PROVIDED DATA -
= = = = = = =
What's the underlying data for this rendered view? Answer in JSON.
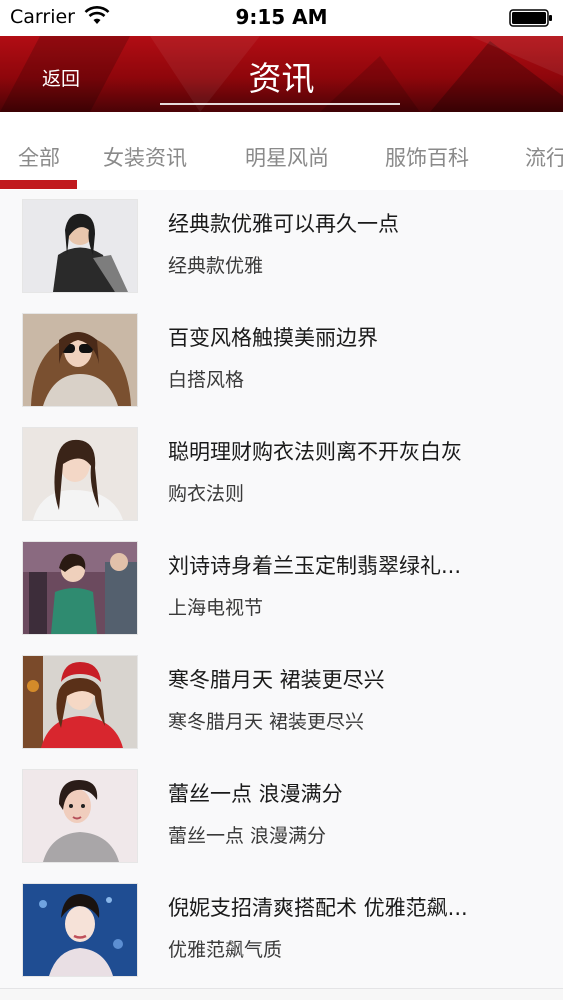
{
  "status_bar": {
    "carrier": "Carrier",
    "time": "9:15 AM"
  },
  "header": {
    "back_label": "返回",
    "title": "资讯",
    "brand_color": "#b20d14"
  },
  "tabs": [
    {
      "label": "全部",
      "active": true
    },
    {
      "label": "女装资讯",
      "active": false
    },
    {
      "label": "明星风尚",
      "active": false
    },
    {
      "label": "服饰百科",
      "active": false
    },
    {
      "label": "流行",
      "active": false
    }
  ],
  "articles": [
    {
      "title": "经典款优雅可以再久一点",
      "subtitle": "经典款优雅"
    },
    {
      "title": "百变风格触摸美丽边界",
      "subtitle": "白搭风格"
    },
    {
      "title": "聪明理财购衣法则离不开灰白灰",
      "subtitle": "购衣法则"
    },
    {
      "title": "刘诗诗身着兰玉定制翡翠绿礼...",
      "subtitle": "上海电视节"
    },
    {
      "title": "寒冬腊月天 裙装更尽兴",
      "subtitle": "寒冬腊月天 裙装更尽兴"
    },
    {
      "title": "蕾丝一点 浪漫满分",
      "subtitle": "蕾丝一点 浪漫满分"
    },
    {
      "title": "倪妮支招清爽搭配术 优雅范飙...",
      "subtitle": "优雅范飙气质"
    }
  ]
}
= = = = = = =
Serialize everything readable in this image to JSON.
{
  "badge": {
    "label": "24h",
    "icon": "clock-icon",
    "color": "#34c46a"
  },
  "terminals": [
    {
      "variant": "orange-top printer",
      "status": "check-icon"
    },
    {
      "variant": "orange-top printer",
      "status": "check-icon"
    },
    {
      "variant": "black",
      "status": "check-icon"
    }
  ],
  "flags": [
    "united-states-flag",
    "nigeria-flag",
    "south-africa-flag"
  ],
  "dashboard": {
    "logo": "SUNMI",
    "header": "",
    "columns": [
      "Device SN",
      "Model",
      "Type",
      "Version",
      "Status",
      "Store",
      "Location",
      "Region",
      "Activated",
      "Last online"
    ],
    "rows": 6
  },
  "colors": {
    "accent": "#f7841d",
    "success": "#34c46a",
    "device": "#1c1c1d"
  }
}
= = = = = = =
Locate all lines that include the word "subtitle" and copy them out.

THE RESPONSE -
      "subtitle": "经典款优雅"
      "subtitle": "白搭风格"
      "subtitle": "购衣法则"
      "subtitle": "上海电视节"
      "subtitle": "寒冬腊月天 裙装更尽兴"
      "subtitle": "蕾丝一点 浪漫满分"
      "subtitle": "优雅范飙气质"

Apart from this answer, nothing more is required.